Goal:
Give an exact transcription of every line, dropping the images.

Saved entries
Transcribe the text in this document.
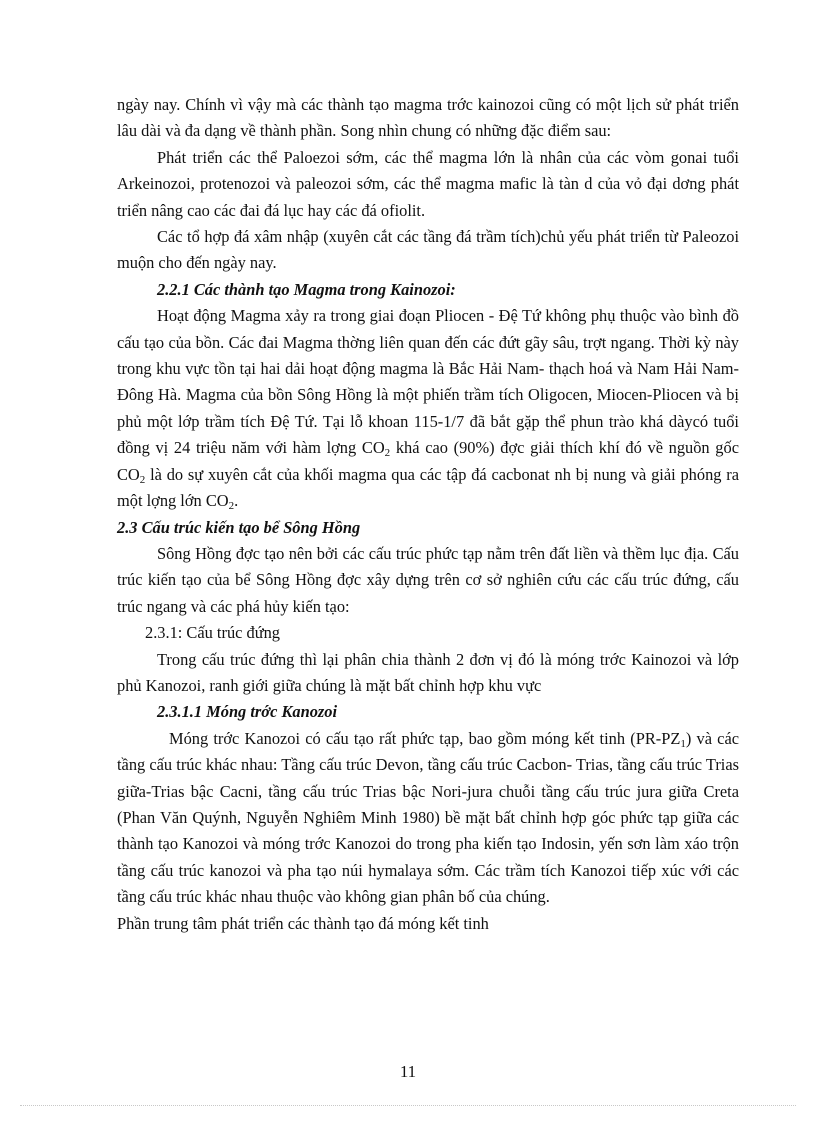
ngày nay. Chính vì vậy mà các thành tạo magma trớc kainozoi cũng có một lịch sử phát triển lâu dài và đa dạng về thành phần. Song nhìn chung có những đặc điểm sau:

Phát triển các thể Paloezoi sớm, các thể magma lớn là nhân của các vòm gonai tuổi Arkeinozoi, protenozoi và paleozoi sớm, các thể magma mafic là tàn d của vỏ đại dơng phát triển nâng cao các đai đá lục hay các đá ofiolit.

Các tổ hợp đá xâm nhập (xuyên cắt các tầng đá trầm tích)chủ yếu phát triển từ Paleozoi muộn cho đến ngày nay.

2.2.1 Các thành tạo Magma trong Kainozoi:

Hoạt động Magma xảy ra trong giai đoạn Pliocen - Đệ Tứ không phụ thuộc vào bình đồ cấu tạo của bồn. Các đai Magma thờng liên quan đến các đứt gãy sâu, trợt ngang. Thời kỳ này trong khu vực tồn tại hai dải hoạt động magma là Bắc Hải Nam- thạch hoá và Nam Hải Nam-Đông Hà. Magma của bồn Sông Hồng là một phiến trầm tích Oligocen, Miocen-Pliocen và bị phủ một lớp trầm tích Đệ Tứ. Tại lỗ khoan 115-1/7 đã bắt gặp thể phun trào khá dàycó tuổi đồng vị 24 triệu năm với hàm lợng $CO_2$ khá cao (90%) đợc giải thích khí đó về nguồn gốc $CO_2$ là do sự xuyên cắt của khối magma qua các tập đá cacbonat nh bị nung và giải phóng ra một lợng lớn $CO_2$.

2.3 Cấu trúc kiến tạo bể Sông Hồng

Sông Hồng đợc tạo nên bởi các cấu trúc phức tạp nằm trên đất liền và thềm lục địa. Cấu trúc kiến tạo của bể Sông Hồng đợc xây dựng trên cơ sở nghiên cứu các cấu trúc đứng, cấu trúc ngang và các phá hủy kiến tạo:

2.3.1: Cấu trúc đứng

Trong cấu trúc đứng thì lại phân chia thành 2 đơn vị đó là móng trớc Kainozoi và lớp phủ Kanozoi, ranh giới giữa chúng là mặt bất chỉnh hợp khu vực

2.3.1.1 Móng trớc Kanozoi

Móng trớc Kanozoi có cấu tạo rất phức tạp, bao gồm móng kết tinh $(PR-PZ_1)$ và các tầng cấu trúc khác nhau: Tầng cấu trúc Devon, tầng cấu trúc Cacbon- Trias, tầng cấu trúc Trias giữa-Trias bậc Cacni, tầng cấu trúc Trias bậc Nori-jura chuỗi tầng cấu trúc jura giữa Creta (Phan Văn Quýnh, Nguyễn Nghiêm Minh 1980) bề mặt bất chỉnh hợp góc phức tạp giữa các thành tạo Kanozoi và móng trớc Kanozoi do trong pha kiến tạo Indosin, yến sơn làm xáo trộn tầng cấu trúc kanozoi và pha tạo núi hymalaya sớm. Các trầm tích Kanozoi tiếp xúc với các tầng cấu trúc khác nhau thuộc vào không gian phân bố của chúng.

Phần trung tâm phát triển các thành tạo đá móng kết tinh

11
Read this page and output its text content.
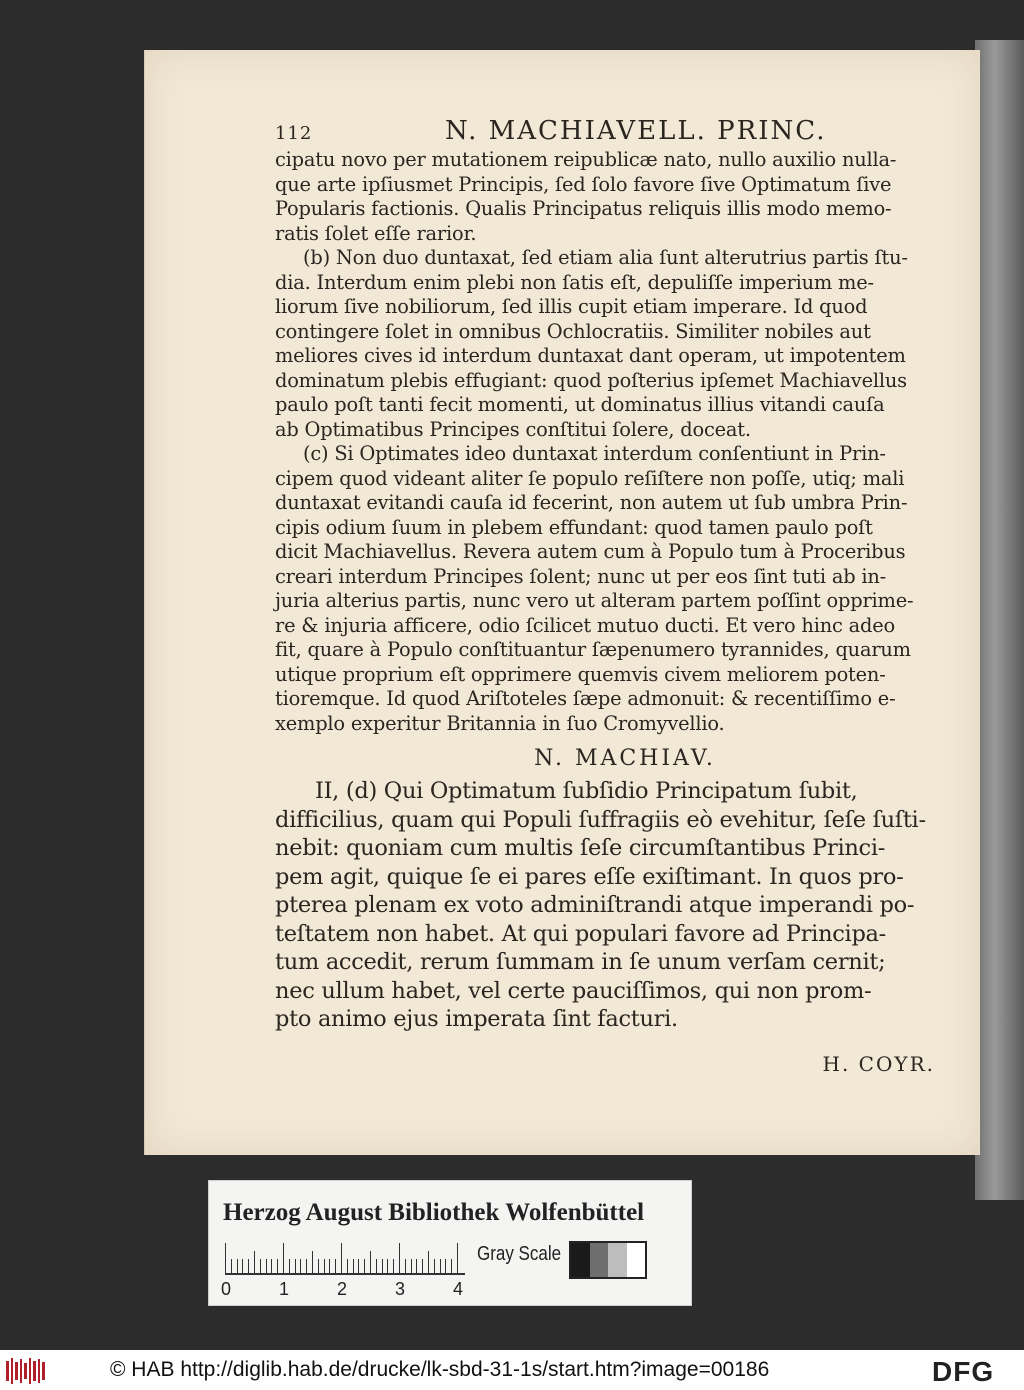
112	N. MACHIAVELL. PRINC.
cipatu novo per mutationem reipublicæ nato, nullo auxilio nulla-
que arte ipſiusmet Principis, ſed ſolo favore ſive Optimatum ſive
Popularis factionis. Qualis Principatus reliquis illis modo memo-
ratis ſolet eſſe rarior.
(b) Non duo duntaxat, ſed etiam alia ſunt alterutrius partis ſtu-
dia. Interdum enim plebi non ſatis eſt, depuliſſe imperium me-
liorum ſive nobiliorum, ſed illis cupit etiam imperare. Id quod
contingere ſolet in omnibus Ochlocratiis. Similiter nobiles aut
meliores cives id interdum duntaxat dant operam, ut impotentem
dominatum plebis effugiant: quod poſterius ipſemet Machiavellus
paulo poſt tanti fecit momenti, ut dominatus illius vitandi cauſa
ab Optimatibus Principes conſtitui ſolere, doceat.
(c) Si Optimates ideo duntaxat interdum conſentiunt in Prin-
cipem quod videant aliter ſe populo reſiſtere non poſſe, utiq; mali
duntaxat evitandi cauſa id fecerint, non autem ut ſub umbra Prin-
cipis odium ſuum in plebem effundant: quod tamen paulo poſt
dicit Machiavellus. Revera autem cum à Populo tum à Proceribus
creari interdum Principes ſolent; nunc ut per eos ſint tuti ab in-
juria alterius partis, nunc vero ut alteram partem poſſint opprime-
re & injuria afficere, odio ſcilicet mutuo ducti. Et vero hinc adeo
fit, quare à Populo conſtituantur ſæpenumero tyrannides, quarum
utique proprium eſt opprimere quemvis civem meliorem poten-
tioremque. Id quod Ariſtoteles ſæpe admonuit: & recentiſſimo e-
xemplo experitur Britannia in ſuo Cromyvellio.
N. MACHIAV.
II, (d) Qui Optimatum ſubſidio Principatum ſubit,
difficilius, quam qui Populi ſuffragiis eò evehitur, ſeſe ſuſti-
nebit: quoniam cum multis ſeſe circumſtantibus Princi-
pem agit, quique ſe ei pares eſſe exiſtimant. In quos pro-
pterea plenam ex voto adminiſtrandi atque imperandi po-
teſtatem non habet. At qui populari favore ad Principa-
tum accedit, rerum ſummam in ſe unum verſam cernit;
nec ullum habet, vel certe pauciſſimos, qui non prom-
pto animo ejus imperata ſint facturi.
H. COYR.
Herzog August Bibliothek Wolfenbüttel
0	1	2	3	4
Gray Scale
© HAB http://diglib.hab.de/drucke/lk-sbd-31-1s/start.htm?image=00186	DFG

Result of the task:
Transcribe the text in this document.
ngày nay. Chính vì vậy mà các thành tạo magma trớc kainozoi cũng có một lịch sử phát triển lâu dài và đa dạng về thành phần. Song nhìn chung có những đặc điểm sau:

Phát triển các thể Paloezoi sớm, các thể magma lớn là nhân của các vòm gonai tuổi Arkeinozoi, protenozoi và paleozoi sớm, các thể magma mafic là tàn d của vỏ đại dơng phát triển nâng cao các đai đá lục hay các đá ofiolit.

Các tổ hợp đá xâm nhập (xuyên cắt các tầng đá trầm tích)chủ yếu phát triển từ Paleozoi muộn cho đến ngày nay.

2.2.1 Các thành tạo Magma trong Kainozoi:

Hoạt động Magma xảy ra trong giai đoạn Pliocen - Đệ Tứ không phụ thuộc vào bình đồ cấu tạo của bồn. Các đai Magma thờng liên quan đến các đứt gãy sâu, trợt ngang. Thời kỳ này trong khu vực tồn tại hai dải hoạt động magma là Bắc Hải Nam- thạch hoá và Nam Hải Nam-Đông Hà. Magma của bồn Sông Hồng là một phiến trầm tích Oligocen, Miocen-Pliocen và bị phủ một lớp trầm tích Đệ Tứ. Tại lỗ khoan 115-1/7 đã bắt gặp thể phun trào khá dàycó tuổi đồng vị 24 triệu năm với hàm lợng $CO_2$ khá cao (90%) đợc giải thích khí đó về nguồn gốc $CO_2$ là do sự xuyên cắt của khối magma qua các tập đá cacbonat nh bị nung và giải phóng ra một lợng lớn $CO_2$.

2.3 Cấu trúc kiến tạo bể Sông Hồng

Sông Hồng đợc tạo nên bởi các cấu trúc phức tạp nằm trên đất liền và thềm lục địa. Cấu trúc kiến tạo của bể Sông Hồng đợc xây dựng trên cơ sở nghiên cứu các cấu trúc đứng, cấu trúc ngang và các phá hủy kiến tạo:

2.3.1: Cấu trúc đứng

Trong cấu trúc đứng thì lại phân chia thành 2 đơn vị đó là móng trớc Kainozoi và lớp phủ Kanozoi, ranh giới giữa chúng là mặt bất chỉnh hợp khu vực

2.3.1.1 Móng trớc Kanozoi

Móng trớc Kanozoi có cấu tạo rất phức tạp, bao gồm móng kết tinh $(PR-PZ_1)$ và các tầng cấu trúc khác nhau: Tầng cấu trúc Devon, tầng cấu trúc Cacbon- Trias, tầng cấu trúc Trias giữa-Trias bậc Cacni, tầng cấu trúc Trias bậc Nori-jura chuỗi tầng cấu trúc jura giữa Creta (Phan Văn Quýnh, Nguyễn Nghiêm Minh 1980) bề mặt bất chỉnh hợp góc phức tạp giữa các thành tạo Kanozoi và móng trớc Kanozoi do trong pha kiến tạo Indosin, yến sơn làm xáo trộn tầng cấu trúc kanozoi và pha tạo núi hymalaya sớm. Các trầm tích Kanozoi tiếp xúc với các tầng cấu trúc khác nhau thuộc vào không gian phân bố của chúng.

Phần trung tâm phát triển các thành tạo đá móng kết tinh

11
Read this page and output its text content.
112	N. MACHIAVELL. PRINC.
cipatu novo per mutationem reipublicæ nato, nullo auxilio nulla-
que arte ipſiusmet Principis, ſed ſolo favore ſive Optimatum ſive
Popularis factionis. Qualis Principatus reliquis illis modo memo-
ratis ſolet eſſe rarior.
(b) Non duo duntaxat, ſed etiam alia ſunt alterutrius partis ſtu-
dia. Interdum enim plebi non ſatis eſt, depuliſſe imperium me-
liorum ſive nobiliorum, ſed illis cupit etiam imperare. Id quod
contingere ſolet in omnibus Ochlocratiis. Similiter nobiles aut
meliores cives id interdum duntaxat dant operam, ut impotentem
dominatum plebis effugiant: quod poſterius ipſemet Machiavellus
paulo poſt tanti fecit momenti, ut dominatus illius vitandi cauſa
ab Optimatibus Principes conſtitui ſolere, doceat.
(c) Si Optimates ideo duntaxat interdum conſentiunt in Prin-
cipem quod videant aliter ſe populo reſiſtere non poſſe, utiq; mali
duntaxat evitandi cauſa id fecerint, non autem ut ſub umbra Prin-
cipis odium ſuum in plebem effundant: quod tamen paulo poſt
dicit Machiavellus. Revera autem cum à Populo tum à Proceribus
creari interdum Principes ſolent; nunc ut per eos ſint tuti ab in-
juria alterius partis, nunc vero ut alteram partem poſſint opprime-
re & injuria afficere, odio ſcilicet mutuo ducti. Et vero hinc adeo
fit, quare à Populo conſtituantur ſæpenumero tyrannides, quarum
utique proprium eſt opprimere quemvis civem meliorem poten-
tioremque. Id quod Ariſtoteles ſæpe admonuit: & recentiſſimo e-
xemplo experitur Britannia in ſuo Cromyvellio.
N. MACHIAV.
II, (d) Qui Optimatum ſubſidio Principatum ſubit,
difficilius, quam qui Populi ſuffragiis eò evehitur, ſeſe ſuſti-
nebit: quoniam cum multis ſeſe circumſtantibus Princi-
pem agit, quique ſe ei pares eſſe exiſtimant. In quos pro-
pterea plenam ex voto adminiſtrandi atque imperandi po-
teſtatem non habet. At qui populari favore ad Principa-
tum accedit, rerum ſummam in ſe unum verſam cernit;
nec ullum habet, vel certe pauciſſimos, qui non prom-
pto animo ejus imperata ſint facturi.
H. COYR.
Herzog August Bibliothek Wolfenbüttel
0	1	2	3	4
Gray Scale
© HAB http://diglib.hab.de/drucke/lk-sbd-31-1s/start.htm?image=00186	DFG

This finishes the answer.